=== CHALLENGE 1 ===
Please decide whether each statement below agrees with the parkour passage, answering yes or no and quoting the words from the passage that decide it.
(a) Urban Movement offers parkour classes in Clear Lake.
(b) Moore began parkour after seeing it in a Jason Bourne film.
(c) Parkour practitioners compete against one another.
=== CHALLENGE 2 ===
Answer these questions from the parkour passage.
(a) What is a female parkour practitioner called?
(b) Where did Moore take a parkour class?
(c) At what location in the Heights does Urban Movement offer classes?
=== CHALLENGE 3 ===
Resume the parkour passage after its final sentence.

=== READING PASSAGE ===
***
Parkour practitioners get from one point to another in the most efficient – and often the most acrobatic and impressive – way possible, using momentum to propel themselves while remaining safe.
“Parkour is a way to adapt to your environment using only your body. It’s the idea of getting from one point to another in a creative, ‘survivorish’ way,” said Cameron Pratto, executive director of Urban Movement, which offers parkour classes at Studio Fitness in the Heights, as well as in Clear Lake and Spring.
After seeing parkour in the James Bond movie Casino Royale four years ago, Moore took a class at Houston Gymnastics Academy and did parkour with a neighbor, who soon lost interest. Now, he does it alone.
“It’s taught me how to approach a problem from lots of different angles because in parkour there can be one obstacle where you can do several different moves to get over it or several different things to just play around on that object,” he said. “That applies to life, too, because if you come at a problem straight on and keep trying to do it the same way over and over, it’s probably not going to work out.”
Supposedly developed in France 25 years ago, parkour is a sport for people who often aren’t into traditional team sports. Practitioners – a male is a “traceur,” a female a “traceuse” – compete only against themselves, striving to get better while exploring a city.
Sure, sometimes walking from point A to point B is the most efficient way, Pratto said. But what happens when a wall or other obstacle is in the way? Parkour teaches people to figure out what fears are stopping them from scaling that wall (a fear of heights, perhaps?) or jumping from this roof into that window (a perfectly reasonable fear of breaking bones or missing the window) – and how to create strategies to overcome the obstacle and the fear.
***
(Element and coordinate records)
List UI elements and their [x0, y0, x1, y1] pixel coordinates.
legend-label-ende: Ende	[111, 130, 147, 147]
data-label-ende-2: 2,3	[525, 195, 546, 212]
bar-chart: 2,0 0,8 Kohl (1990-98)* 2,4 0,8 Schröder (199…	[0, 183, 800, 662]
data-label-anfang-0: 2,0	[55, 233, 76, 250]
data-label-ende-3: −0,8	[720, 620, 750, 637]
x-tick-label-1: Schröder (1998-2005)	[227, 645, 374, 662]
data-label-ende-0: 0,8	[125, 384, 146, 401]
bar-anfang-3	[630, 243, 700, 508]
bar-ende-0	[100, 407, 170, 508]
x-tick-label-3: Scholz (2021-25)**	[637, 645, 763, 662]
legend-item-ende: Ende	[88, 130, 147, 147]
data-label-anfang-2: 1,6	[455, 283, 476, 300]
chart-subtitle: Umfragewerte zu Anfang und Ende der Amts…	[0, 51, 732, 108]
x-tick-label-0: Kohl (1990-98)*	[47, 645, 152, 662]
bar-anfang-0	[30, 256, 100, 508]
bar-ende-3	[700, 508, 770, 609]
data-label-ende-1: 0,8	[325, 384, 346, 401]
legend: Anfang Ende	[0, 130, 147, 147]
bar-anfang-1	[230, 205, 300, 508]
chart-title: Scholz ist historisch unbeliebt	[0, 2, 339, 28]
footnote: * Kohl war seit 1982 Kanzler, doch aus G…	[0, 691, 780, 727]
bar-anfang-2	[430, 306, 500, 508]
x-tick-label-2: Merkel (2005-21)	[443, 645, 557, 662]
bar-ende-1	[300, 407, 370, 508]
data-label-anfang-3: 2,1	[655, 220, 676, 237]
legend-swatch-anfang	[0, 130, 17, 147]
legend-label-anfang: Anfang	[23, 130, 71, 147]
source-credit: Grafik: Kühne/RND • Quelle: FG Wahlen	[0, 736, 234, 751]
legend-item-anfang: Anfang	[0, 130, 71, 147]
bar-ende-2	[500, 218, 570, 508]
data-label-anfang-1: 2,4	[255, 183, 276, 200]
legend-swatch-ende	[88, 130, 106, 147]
***
=== ANSWER 1 ===
(a) Yes: "as well as in Clear Lake and Spring."
(b) No: "After seeing parkour in the James Bond movie Casino Royale four years ago"
(c) No: "compete only against themselves"

=== ANSWER 2 ===
(a) A "traceuse."
(b) At Houston Gymnastics Academy.
(c) At Studio Fitness.

=== ANSWER 3 ===
Kyle Moses, 14 and a freshman at The Emery/Weiner School, was intimidated by a Kong vault, which involved launching himself over an obstacle horizontally, then propelling himself back up into the air with his hands so that he cleared the obstacle. His coaches sensed his hesitation, so they asked him to go through it step by step to see what was making him afraid. Then, they had him go through each move slowly until, in a week, he had a good grasp of the move.
Some parkour practitioners are all about impressive, flashy style seen in YouTube videos. Then there are those who practice a more introverted style that focuses on finding a balance within themselves, testing their limits, emphasizing stealth movement.
When Kyle wanted to sign up for parkour classes, his parents were hesitant for safety reasons. After several months, his dad said Kyle is in the best shape of his life, and he’s suffered only some scrapes and bruises. Kyle said he has introduced friends to the sport, but some have found it just too intense.
Andrea Kawaja, a 38-year-old insurance agent/office manager, remembers how her muscles ached and she was running out of steam during quadrupedal movements – crawling on her hands and feet without her knees touching the ground. She struggled to reach the finish line. But the others, about 75 in all, yelled encouragement and slowed their own pace to match hers, giving her companionable motivation to continue on.
“I kept panting and crawling, and finally I screamed a primal roar that gave me the energy I needed to push on those last few feet,” she said. When she was done, the others patted her on the back.
Mars Suleymanova grew up doing competitive swimming in Russia and was on the Ohio State University synchronized-swimming team. She’s always been good at athletics. But with parkour, she struggles to perfect the movements. “Before something works, it doesn’t work about a million times,” said Suleymanova, a 26-year-old translator. “It teaches you very quickly what you can and can’t do, despite what your ego might tell you.”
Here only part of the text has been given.